Written task: Rewrite all of these lines with "FancyBboxPatch shape" changed to "Rounded rectangle" and everything else left as it is. Omit the pictures.

Data for processing:
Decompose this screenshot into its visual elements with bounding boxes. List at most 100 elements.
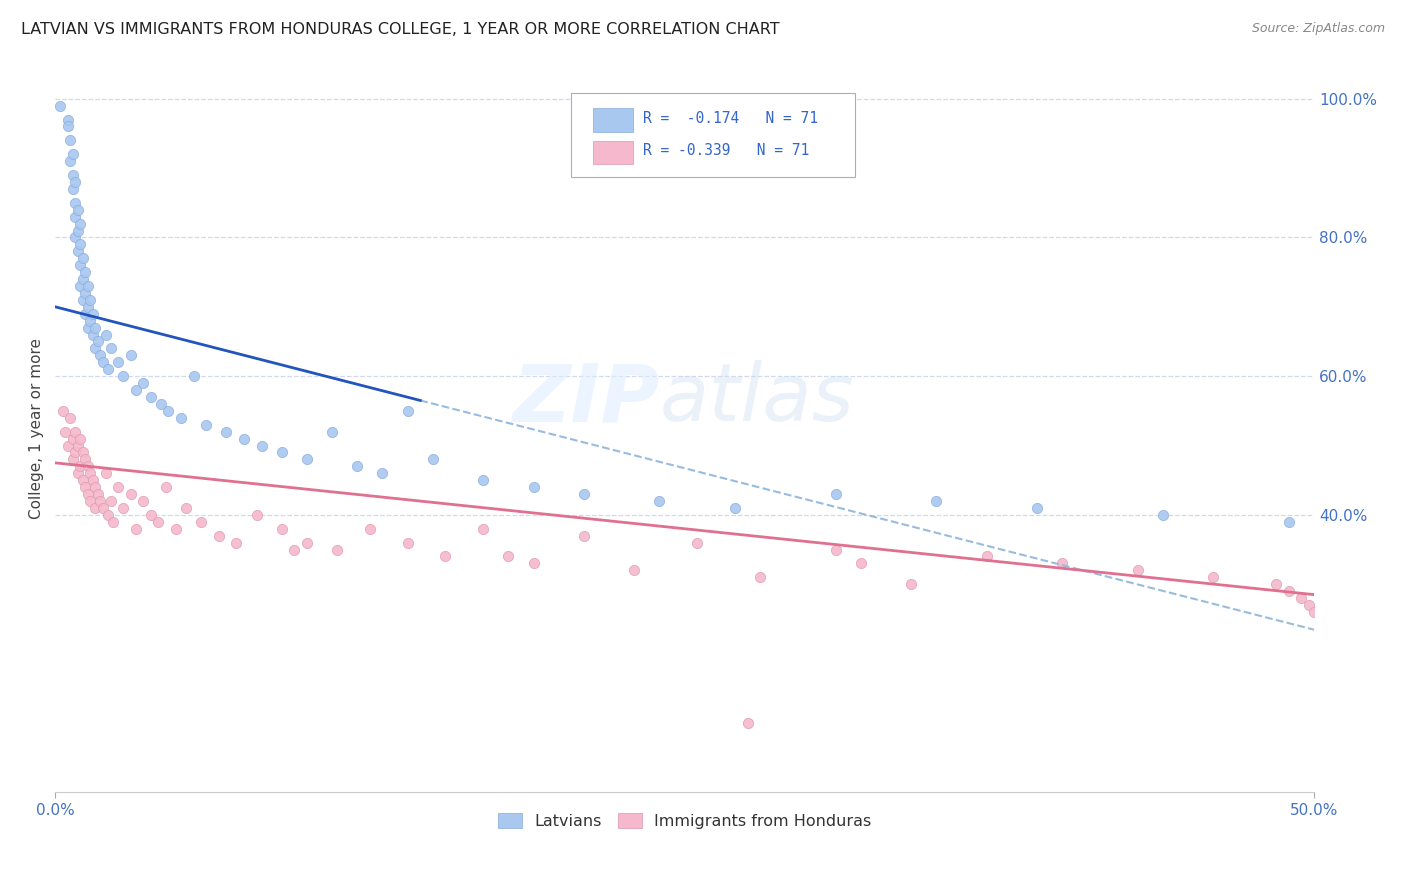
Point xyxy=(1265,577,1288,591)
Point xyxy=(149,397,172,411)
Point xyxy=(165,522,187,536)
Point xyxy=(1298,598,1320,612)
Point xyxy=(498,549,520,564)
Point xyxy=(112,500,135,515)
Point xyxy=(77,279,100,293)
Point xyxy=(59,133,82,147)
Point xyxy=(75,307,97,321)
Point xyxy=(69,279,91,293)
Point xyxy=(77,320,100,334)
Point xyxy=(66,202,89,217)
Legend: Latvians, Immigrants from Honduras: Latvians, Immigrants from Honduras xyxy=(491,807,879,835)
Point xyxy=(72,252,94,266)
Text: LATVIAN VS IMMIGRANTS FROM HONDURAS COLLEGE, 1 YEAR OR MORE CORRELATION CHART: LATVIAN VS IMMIGRANTS FROM HONDURAS COLL… xyxy=(21,22,780,37)
Point xyxy=(1152,508,1174,522)
Point xyxy=(65,445,87,459)
Point xyxy=(65,195,87,210)
Point xyxy=(522,480,544,494)
Point xyxy=(75,285,97,300)
Point xyxy=(824,487,846,501)
Point xyxy=(107,355,129,369)
Point xyxy=(65,425,87,439)
Point xyxy=(1278,584,1301,599)
Point xyxy=(208,529,231,543)
Point xyxy=(100,494,122,508)
Point xyxy=(190,515,212,529)
Point xyxy=(346,459,368,474)
Point xyxy=(87,487,110,501)
Point xyxy=(77,459,100,474)
Point xyxy=(97,508,120,522)
Point xyxy=(75,265,97,279)
Point xyxy=(69,217,91,231)
Point xyxy=(1202,570,1225,584)
Point xyxy=(62,432,84,446)
Point xyxy=(112,369,135,384)
Point xyxy=(77,300,100,314)
Point xyxy=(472,522,495,536)
Point xyxy=(79,494,101,508)
Point xyxy=(82,307,104,321)
Point xyxy=(107,480,129,494)
Point xyxy=(100,342,122,356)
Point xyxy=(120,487,142,501)
Text: R = -0.339   N = 71: R = -0.339 N = 71 xyxy=(643,144,810,158)
Point xyxy=(215,425,238,439)
Point xyxy=(77,487,100,501)
Point xyxy=(246,508,269,522)
Point xyxy=(125,522,148,536)
Point xyxy=(1291,591,1313,606)
Point xyxy=(62,182,84,196)
Point xyxy=(1303,605,1326,619)
Point xyxy=(66,244,89,259)
Point xyxy=(69,258,91,272)
Point xyxy=(91,500,114,515)
Point xyxy=(371,467,394,481)
Point xyxy=(69,459,91,474)
Point xyxy=(132,376,155,390)
Point xyxy=(737,715,759,730)
Point xyxy=(101,515,124,529)
Point xyxy=(69,432,91,446)
Point xyxy=(56,438,79,452)
Point xyxy=(62,452,84,467)
Text: R =  -0.174   N = 71: R = -0.174 N = 71 xyxy=(643,112,818,126)
Point xyxy=(69,237,91,252)
FancyBboxPatch shape xyxy=(571,93,855,177)
Point xyxy=(174,500,197,515)
Point xyxy=(79,467,101,481)
Point xyxy=(233,432,256,446)
Point xyxy=(270,522,292,536)
Point xyxy=(295,535,318,549)
Point xyxy=(65,210,87,224)
Point xyxy=(94,327,117,342)
Point xyxy=(82,327,104,342)
Point xyxy=(295,452,318,467)
Point xyxy=(75,452,97,467)
Point xyxy=(648,494,671,508)
Point xyxy=(56,112,79,127)
Point xyxy=(132,494,155,508)
Point xyxy=(396,404,419,418)
Point xyxy=(84,500,107,515)
Point xyxy=(572,529,595,543)
Point xyxy=(270,445,292,459)
Point xyxy=(572,487,595,501)
Point xyxy=(72,445,94,459)
Point xyxy=(225,535,247,549)
Point xyxy=(148,515,170,529)
Point xyxy=(422,452,444,467)
Point xyxy=(79,293,101,307)
FancyBboxPatch shape xyxy=(593,141,633,164)
Point xyxy=(82,473,104,487)
Point xyxy=(66,467,89,481)
Point xyxy=(72,272,94,286)
Point xyxy=(49,98,72,112)
Point xyxy=(321,425,343,439)
Point xyxy=(250,438,273,452)
Point xyxy=(62,147,84,161)
Point xyxy=(75,480,97,494)
Point xyxy=(359,522,381,536)
Point xyxy=(139,508,162,522)
Point xyxy=(139,390,162,404)
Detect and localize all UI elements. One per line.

Solution to this problem:
Decompose this screenshot into its visual elements with bounding boxes. List at most 100 elements.
Point xyxy=(1265,577,1288,591)
Point xyxy=(149,397,172,411)
Point xyxy=(165,522,187,536)
Point xyxy=(1298,598,1320,612)
Point xyxy=(498,549,520,564)
Point xyxy=(112,500,135,515)
Point xyxy=(77,279,100,293)
Point xyxy=(59,133,82,147)
Point xyxy=(75,307,97,321)
Point xyxy=(69,279,91,293)
Point xyxy=(77,320,100,334)
Point xyxy=(66,202,89,217)
Legend: Latvians, Immigrants from Honduras: Latvians, Immigrants from Honduras xyxy=(491,807,879,835)
Point xyxy=(72,252,94,266)
Text: LATVIAN VS IMMIGRANTS FROM HONDURAS COLLEGE, 1 YEAR OR MORE CORRELATION CHART: LATVIAN VS IMMIGRANTS FROM HONDURAS COLL… xyxy=(21,22,780,37)
Point xyxy=(1152,508,1174,522)
Point xyxy=(65,445,87,459)
Point xyxy=(65,195,87,210)
Point xyxy=(522,480,544,494)
Point xyxy=(75,285,97,300)
Point xyxy=(824,487,846,501)
Point xyxy=(107,355,129,369)
Point xyxy=(65,425,87,439)
Point xyxy=(1278,584,1301,599)
Point xyxy=(208,529,231,543)
Point xyxy=(100,494,122,508)
Point xyxy=(190,515,212,529)
Point xyxy=(346,459,368,474)
Point xyxy=(87,487,110,501)
Point xyxy=(77,459,100,474)
Point xyxy=(97,508,120,522)
Point xyxy=(75,265,97,279)
Point xyxy=(69,217,91,231)
Point xyxy=(1202,570,1225,584)
Point xyxy=(62,432,84,446)
Point xyxy=(112,369,135,384)
Point xyxy=(77,300,100,314)
Point xyxy=(472,522,495,536)
Point xyxy=(79,494,101,508)
Point xyxy=(82,307,104,321)
Point xyxy=(107,480,129,494)
Point xyxy=(100,342,122,356)
Point xyxy=(120,487,142,501)
Text: R = -0.339   N = 71: R = -0.339 N = 71 xyxy=(643,144,810,158)
Point xyxy=(215,425,238,439)
Point xyxy=(77,487,100,501)
Point xyxy=(246,508,269,522)
Point xyxy=(125,522,148,536)
Point xyxy=(1291,591,1313,606)
Point xyxy=(62,182,84,196)
Point xyxy=(1303,605,1326,619)
Point xyxy=(66,244,89,259)
Point xyxy=(69,258,91,272)
Point xyxy=(91,500,114,515)
Point xyxy=(371,467,394,481)
Point xyxy=(69,459,91,474)
Point xyxy=(132,376,155,390)
Point xyxy=(737,715,759,730)
Point xyxy=(101,515,124,529)
Point xyxy=(69,432,91,446)
Point xyxy=(56,438,79,452)
Point xyxy=(62,452,84,467)
Text: R =  -0.174   N = 71: R = -0.174 N = 71 xyxy=(643,112,818,126)
Point xyxy=(69,237,91,252)
Rounded rectangle xyxy=(571,93,855,177)
Point xyxy=(174,500,197,515)
Point xyxy=(79,467,101,481)
Point xyxy=(233,432,256,446)
Point xyxy=(270,522,292,536)
Point xyxy=(295,535,318,549)
Point xyxy=(65,210,87,224)
Point xyxy=(94,327,117,342)
Point xyxy=(82,327,104,342)
Point xyxy=(295,452,318,467)
Point xyxy=(75,452,97,467)
Point xyxy=(648,494,671,508)
Point xyxy=(56,112,79,127)
Point xyxy=(132,494,155,508)
Point xyxy=(396,404,419,418)
Point xyxy=(84,500,107,515)
Point xyxy=(572,529,595,543)
Point xyxy=(270,445,292,459)
Point xyxy=(572,487,595,501)
Point xyxy=(72,445,94,459)
Point xyxy=(225,535,247,549)
Point xyxy=(148,515,170,529)
Point xyxy=(422,452,444,467)
Point xyxy=(79,293,101,307)
Rounded rectangle xyxy=(593,141,633,164)
Point xyxy=(82,473,104,487)
Point xyxy=(66,467,89,481)
Point xyxy=(72,272,94,286)
Point xyxy=(49,98,72,112)
Point xyxy=(321,425,343,439)
Point xyxy=(250,438,273,452)
Point xyxy=(62,147,84,161)
Point xyxy=(75,480,97,494)
Point xyxy=(359,522,381,536)
Point xyxy=(139,508,162,522)
Point xyxy=(139,390,162,404)
Detect and localize all UI elements. One per line.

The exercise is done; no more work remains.